Stored records
***

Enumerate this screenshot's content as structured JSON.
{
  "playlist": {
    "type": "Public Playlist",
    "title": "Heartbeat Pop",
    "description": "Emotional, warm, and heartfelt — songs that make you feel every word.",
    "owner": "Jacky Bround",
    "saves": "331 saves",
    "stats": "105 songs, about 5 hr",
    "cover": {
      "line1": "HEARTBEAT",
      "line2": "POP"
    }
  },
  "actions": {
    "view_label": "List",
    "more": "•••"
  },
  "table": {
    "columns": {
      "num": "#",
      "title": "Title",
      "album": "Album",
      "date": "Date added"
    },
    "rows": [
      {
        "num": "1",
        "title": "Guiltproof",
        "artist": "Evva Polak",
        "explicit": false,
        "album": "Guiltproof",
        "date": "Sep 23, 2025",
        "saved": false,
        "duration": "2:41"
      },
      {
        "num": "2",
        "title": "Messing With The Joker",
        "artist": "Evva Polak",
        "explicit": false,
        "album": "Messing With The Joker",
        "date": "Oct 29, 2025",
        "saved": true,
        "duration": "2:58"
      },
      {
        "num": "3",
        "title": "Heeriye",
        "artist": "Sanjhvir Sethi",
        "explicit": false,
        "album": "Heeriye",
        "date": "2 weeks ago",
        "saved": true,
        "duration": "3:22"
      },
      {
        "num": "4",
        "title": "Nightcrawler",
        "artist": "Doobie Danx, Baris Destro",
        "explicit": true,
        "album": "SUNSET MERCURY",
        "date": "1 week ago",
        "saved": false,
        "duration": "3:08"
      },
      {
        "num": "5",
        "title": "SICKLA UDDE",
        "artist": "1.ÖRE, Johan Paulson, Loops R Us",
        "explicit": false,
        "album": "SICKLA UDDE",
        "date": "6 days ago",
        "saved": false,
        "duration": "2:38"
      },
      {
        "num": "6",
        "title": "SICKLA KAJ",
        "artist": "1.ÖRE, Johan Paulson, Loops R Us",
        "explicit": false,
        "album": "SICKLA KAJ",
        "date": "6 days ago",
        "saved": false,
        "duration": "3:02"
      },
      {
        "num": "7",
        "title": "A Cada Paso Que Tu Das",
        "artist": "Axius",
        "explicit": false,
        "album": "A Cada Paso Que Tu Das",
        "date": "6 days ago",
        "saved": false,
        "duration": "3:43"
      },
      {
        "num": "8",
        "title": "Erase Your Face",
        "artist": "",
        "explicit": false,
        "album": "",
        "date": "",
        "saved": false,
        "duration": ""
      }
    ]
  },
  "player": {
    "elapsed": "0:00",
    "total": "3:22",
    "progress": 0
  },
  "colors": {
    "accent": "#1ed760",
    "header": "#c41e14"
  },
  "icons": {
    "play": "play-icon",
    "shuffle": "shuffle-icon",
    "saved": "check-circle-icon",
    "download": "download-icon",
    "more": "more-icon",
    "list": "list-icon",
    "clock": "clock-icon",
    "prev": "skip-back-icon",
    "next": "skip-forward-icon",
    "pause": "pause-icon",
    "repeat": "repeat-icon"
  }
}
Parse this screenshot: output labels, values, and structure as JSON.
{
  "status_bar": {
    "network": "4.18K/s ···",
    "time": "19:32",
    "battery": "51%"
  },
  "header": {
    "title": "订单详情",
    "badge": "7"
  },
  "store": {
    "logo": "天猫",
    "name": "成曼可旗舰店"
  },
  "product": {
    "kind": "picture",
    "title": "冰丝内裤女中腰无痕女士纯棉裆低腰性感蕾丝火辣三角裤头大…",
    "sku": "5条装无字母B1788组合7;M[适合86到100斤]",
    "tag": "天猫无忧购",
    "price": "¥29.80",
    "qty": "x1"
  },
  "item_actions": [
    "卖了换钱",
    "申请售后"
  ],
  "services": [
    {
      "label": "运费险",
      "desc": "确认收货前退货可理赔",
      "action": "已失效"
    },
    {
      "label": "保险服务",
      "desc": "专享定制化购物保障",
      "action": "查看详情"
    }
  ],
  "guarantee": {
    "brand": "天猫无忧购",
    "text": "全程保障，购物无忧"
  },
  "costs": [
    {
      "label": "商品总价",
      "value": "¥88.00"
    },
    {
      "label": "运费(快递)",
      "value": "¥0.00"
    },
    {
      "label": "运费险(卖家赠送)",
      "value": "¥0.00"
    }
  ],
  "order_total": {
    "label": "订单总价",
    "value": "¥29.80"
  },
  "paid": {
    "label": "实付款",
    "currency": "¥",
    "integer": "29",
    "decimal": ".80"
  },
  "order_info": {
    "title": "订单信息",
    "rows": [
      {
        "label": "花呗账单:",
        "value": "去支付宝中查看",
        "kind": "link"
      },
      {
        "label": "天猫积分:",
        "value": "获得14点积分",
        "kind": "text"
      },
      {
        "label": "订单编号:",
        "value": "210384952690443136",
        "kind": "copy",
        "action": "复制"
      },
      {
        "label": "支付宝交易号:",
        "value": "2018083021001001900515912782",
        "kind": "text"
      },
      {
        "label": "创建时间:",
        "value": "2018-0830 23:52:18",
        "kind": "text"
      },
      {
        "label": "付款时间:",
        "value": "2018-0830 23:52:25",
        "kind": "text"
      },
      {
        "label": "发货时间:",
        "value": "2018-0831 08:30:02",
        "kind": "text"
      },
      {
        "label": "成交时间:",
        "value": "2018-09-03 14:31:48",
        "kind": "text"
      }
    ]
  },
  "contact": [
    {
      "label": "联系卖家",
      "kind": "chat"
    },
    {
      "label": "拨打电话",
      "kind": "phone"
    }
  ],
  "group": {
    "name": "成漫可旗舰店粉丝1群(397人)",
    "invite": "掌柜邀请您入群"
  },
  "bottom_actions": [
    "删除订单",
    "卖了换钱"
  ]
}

***

* [Set task]:
Look through the entries above; copy each line where the string "date" appears.

* [Reply to the exercise]:
      "date": "Date added"
        "date": "Sep 23, 2025",
        "date": "Oct 29, 2025",
        "date": "2 weeks ago",
        "date": "1 week ago",
        "date": "6 days ago",
        "date": "6 days ago",
        "date": "6 days ago",
        "date": "",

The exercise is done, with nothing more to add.